### EXERCISE AIM
Write out all the entries word for word, but skip any images.

### SUPPLIED MATERIAL

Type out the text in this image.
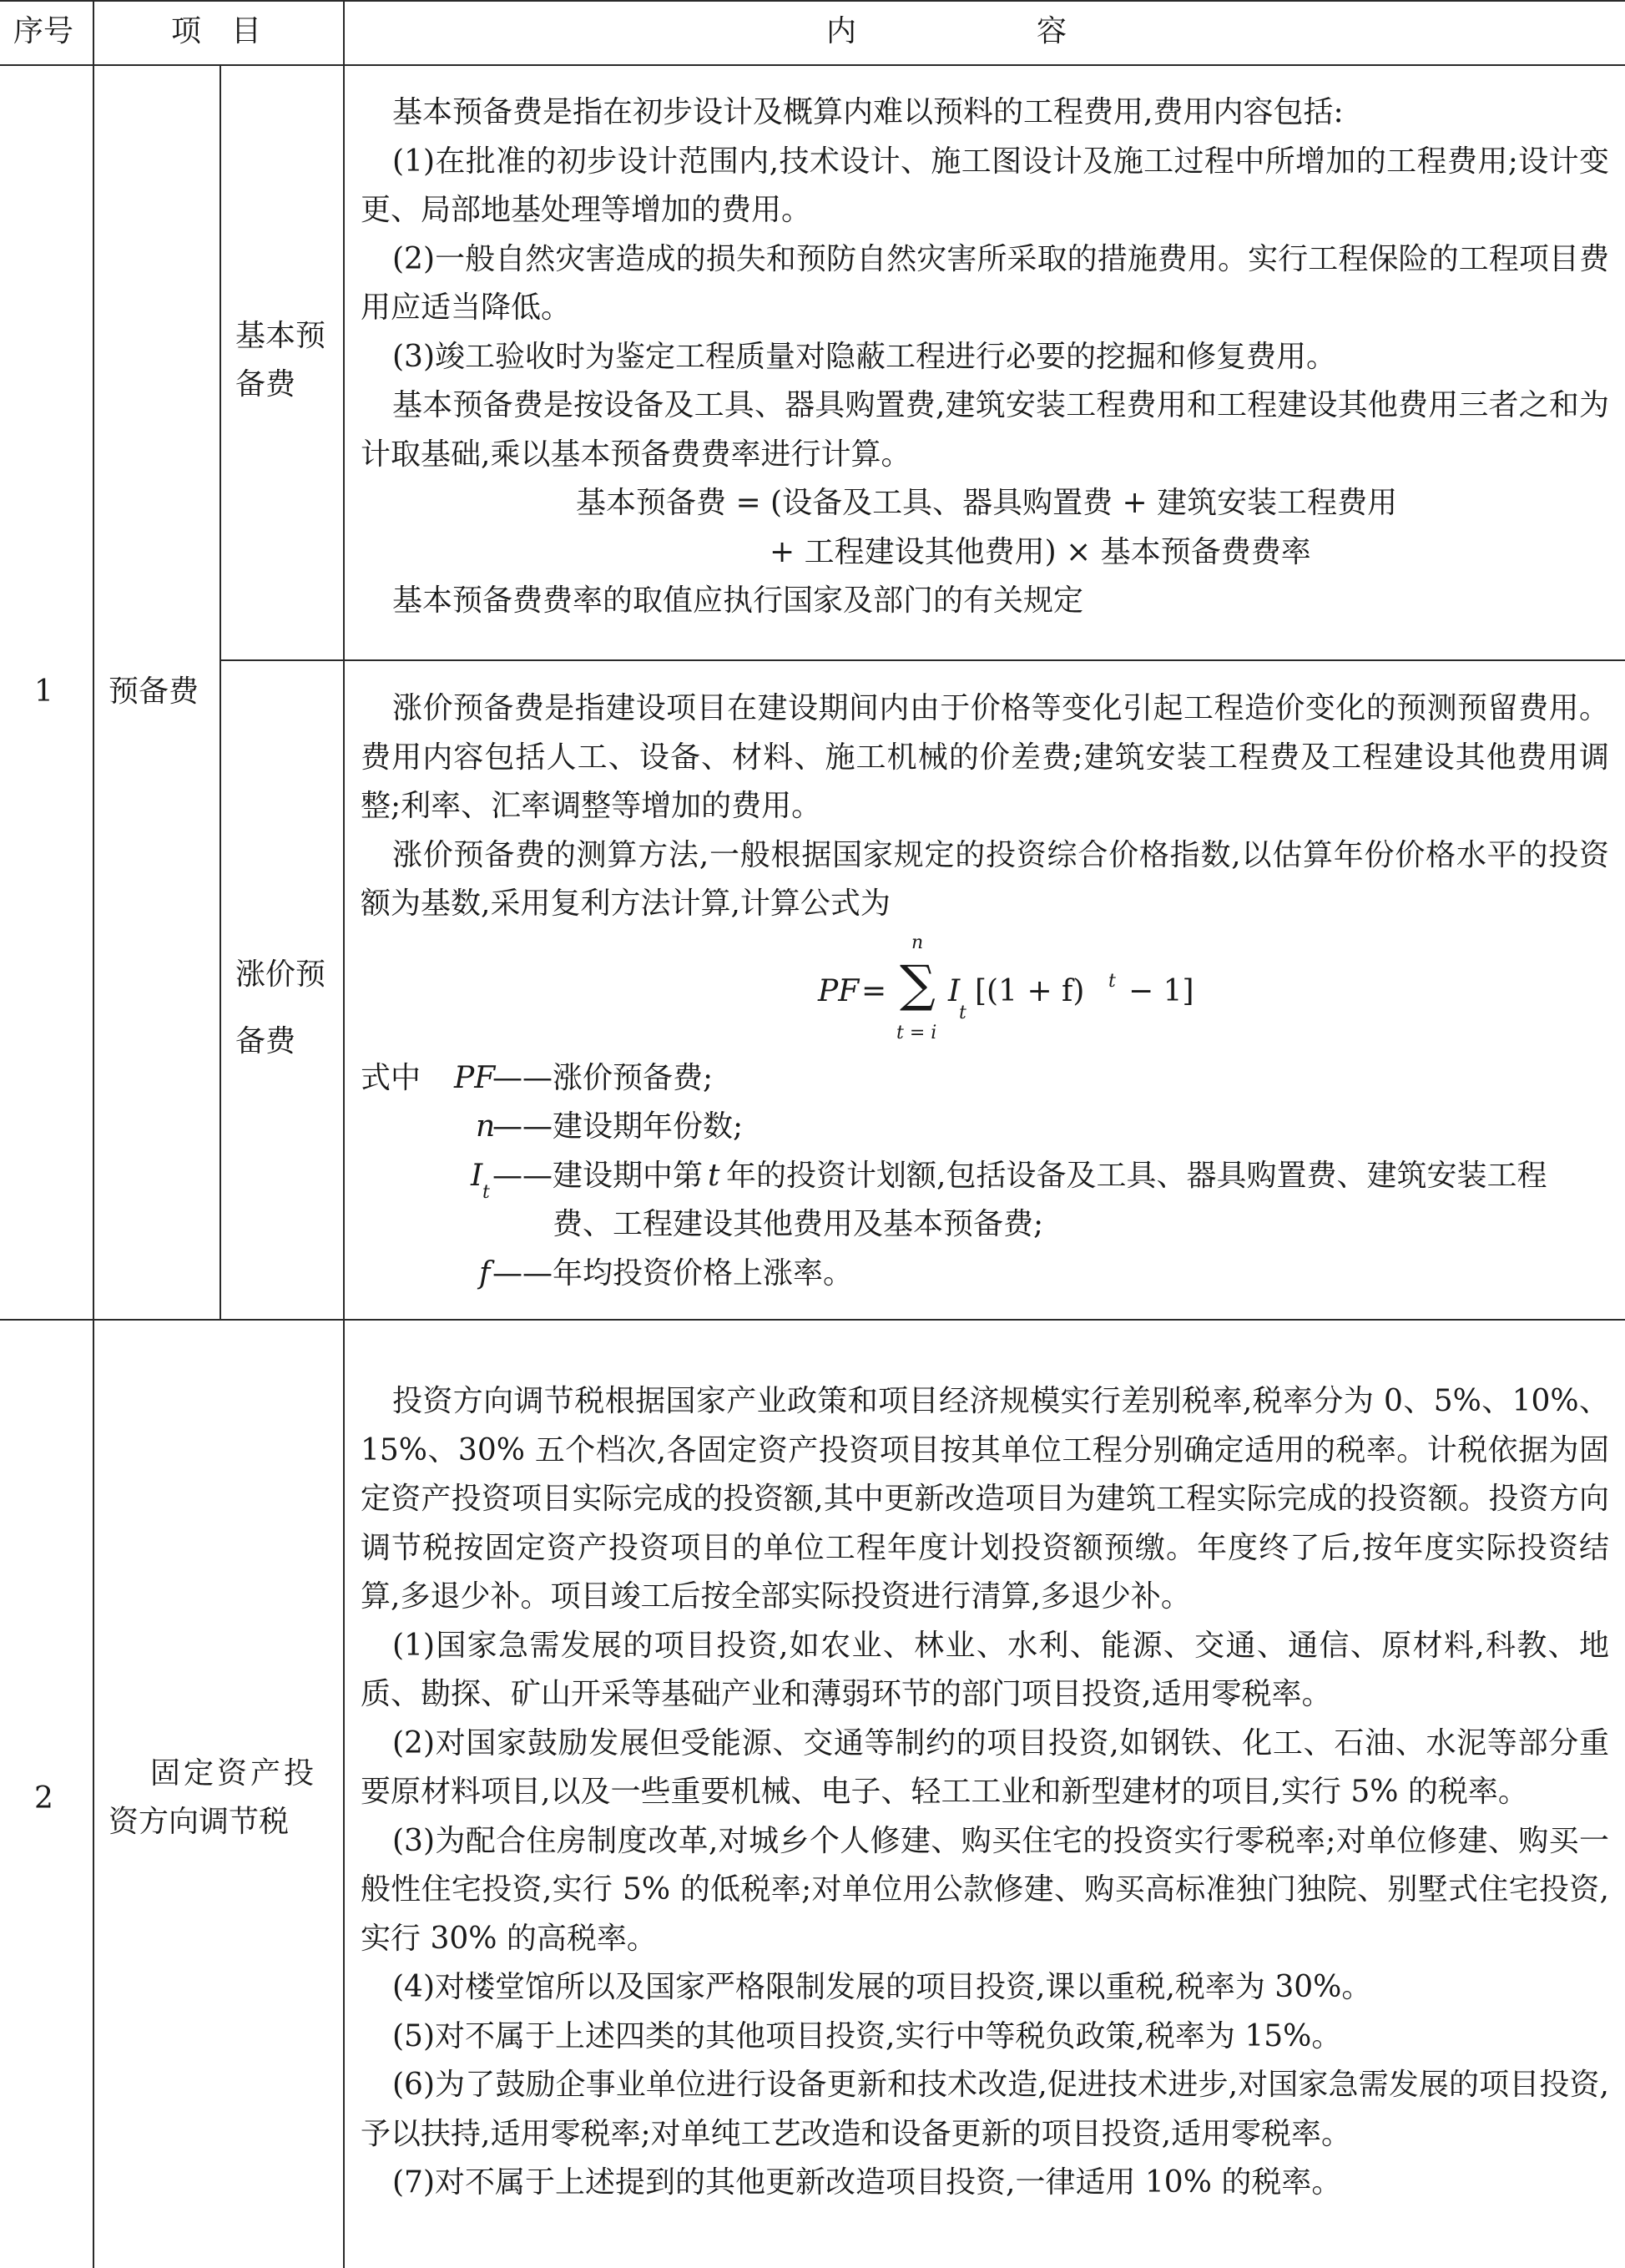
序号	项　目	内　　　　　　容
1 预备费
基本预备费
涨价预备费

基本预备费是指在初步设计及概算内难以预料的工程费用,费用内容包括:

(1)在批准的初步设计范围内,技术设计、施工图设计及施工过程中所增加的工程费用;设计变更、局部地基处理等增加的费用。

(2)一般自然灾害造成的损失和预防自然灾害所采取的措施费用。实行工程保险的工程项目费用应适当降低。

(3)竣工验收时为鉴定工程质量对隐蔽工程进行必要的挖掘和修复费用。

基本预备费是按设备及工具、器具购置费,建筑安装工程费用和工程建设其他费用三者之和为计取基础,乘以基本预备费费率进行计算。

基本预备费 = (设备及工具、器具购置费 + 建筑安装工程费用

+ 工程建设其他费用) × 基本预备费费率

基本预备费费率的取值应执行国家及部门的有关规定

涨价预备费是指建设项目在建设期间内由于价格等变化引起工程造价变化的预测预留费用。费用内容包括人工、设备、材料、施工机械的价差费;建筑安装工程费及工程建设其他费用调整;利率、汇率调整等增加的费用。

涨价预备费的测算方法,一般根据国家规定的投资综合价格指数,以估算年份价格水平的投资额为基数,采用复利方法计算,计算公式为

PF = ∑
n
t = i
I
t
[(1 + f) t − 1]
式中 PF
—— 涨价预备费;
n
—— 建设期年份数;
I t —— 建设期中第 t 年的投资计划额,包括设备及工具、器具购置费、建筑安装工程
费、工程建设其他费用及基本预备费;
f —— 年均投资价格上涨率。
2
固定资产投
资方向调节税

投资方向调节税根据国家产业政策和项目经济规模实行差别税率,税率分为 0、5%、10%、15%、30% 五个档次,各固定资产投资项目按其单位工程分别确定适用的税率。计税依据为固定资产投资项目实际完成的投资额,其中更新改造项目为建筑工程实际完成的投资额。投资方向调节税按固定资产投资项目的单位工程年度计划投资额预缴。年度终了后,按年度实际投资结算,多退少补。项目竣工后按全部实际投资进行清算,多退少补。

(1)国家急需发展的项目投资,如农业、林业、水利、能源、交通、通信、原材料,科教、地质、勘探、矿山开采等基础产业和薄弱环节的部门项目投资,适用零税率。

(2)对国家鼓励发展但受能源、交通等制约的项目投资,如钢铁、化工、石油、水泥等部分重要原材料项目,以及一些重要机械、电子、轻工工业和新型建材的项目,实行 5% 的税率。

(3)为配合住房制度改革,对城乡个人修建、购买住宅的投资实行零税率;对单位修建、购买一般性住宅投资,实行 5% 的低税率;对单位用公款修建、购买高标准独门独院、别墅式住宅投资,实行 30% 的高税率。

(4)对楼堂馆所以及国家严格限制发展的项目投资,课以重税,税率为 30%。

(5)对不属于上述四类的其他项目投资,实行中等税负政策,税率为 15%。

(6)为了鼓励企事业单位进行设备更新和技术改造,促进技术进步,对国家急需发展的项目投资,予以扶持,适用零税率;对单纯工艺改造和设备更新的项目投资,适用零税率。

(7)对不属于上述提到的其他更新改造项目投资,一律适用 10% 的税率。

### EXPECTED ANSWER
Type out the text in this image.
序号	项　目	内　　　　　　容
1 预备费
基本预备费
涨价预备费

基本预备费是指在初步设计及概算内难以预料的工程费用,费用内容包括:

(1)在批准的初步设计范围内,技术设计、施工图设计及施工过程中所增加的工程费用;设计变更、局部地基处理等增加的费用。

(2)一般自然灾害造成的损失和预防自然灾害所采取的措施费用。实行工程保险的工程项目费用应适当降低。

(3)竣工验收时为鉴定工程质量对隐蔽工程进行必要的挖掘和修复费用。

基本预备费是按设备及工具、器具购置费,建筑安装工程费用和工程建设其他费用三者之和为计取基础,乘以基本预备费费率进行计算。

基本预备费 = (设备及工具、器具购置费 + 建筑安装工程费用

+ 工程建设其他费用) × 基本预备费费率

基本预备费费率的取值应执行国家及部门的有关规定

涨价预备费是指建设项目在建设期间内由于价格等变化引起工程造价变化的预测预留费用。费用内容包括人工、设备、材料、施工机械的价差费;建筑安装工程费及工程建设其他费用调整;利率、汇率调整等增加的费用。

涨价预备费的测算方法,一般根据国家规定的投资综合价格指数,以估算年份价格水平的投资额为基数,采用复利方法计算,计算公式为

PF = ∑
n
t = i
I
t
[(1 + f) t − 1]
式中 PF
—— 涨价预备费;
n
—— 建设期年份数;
I t —— 建设期中第 t 年的投资计划额,包括设备及工具、器具购置费、建筑安装工程
费、工程建设其他费用及基本预备费;
f —— 年均投资价格上涨率。
2
固定资产投
资方向调节税

投资方向调节税根据国家产业政策和项目经济规模实行差别税率,税率分为 0、5%、10%、15%、30% 五个档次,各固定资产投资项目按其单位工程分别确定适用的税率。计税依据为固定资产投资项目实际完成的投资额,其中更新改造项目为建筑工程实际完成的投资额。投资方向调节税按固定资产投资项目的单位工程年度计划投资额预缴。年度终了后,按年度实际投资结算,多退少补。项目竣工后按全部实际投资进行清算,多退少补。

(1)国家急需发展的项目投资,如农业、林业、水利、能源、交通、通信、原材料,科教、地质、勘探、矿山开采等基础产业和薄弱环节的部门项目投资,适用零税率。

(2)对国家鼓励发展但受能源、交通等制约的项目投资,如钢铁、化工、石油、水泥等部分重要原材料项目,以及一些重要机械、电子、轻工工业和新型建材的项目,实行 5% 的税率。

(3)为配合住房制度改革,对城乡个人修建、购买住宅的投资实行零税率;对单位修建、购买一般性住宅投资,实行 5% 的低税率;对单位用公款修建、购买高标准独门独院、别墅式住宅投资,实行 30% 的高税率。

(4)对楼堂馆所以及国家严格限制发展的项目投资,课以重税,税率为 30%。

(5)对不属于上述四类的其他项目投资,实行中等税负政策,税率为 15%。

(6)为了鼓励企事业单位进行设备更新和技术改造,促进技术进步,对国家急需发展的项目投资,予以扶持,适用零税率;对单纯工艺改造和设备更新的项目投资,适用零税率。

(7)对不属于上述提到的其他更新改造项目投资,一律适用 10% 的税率。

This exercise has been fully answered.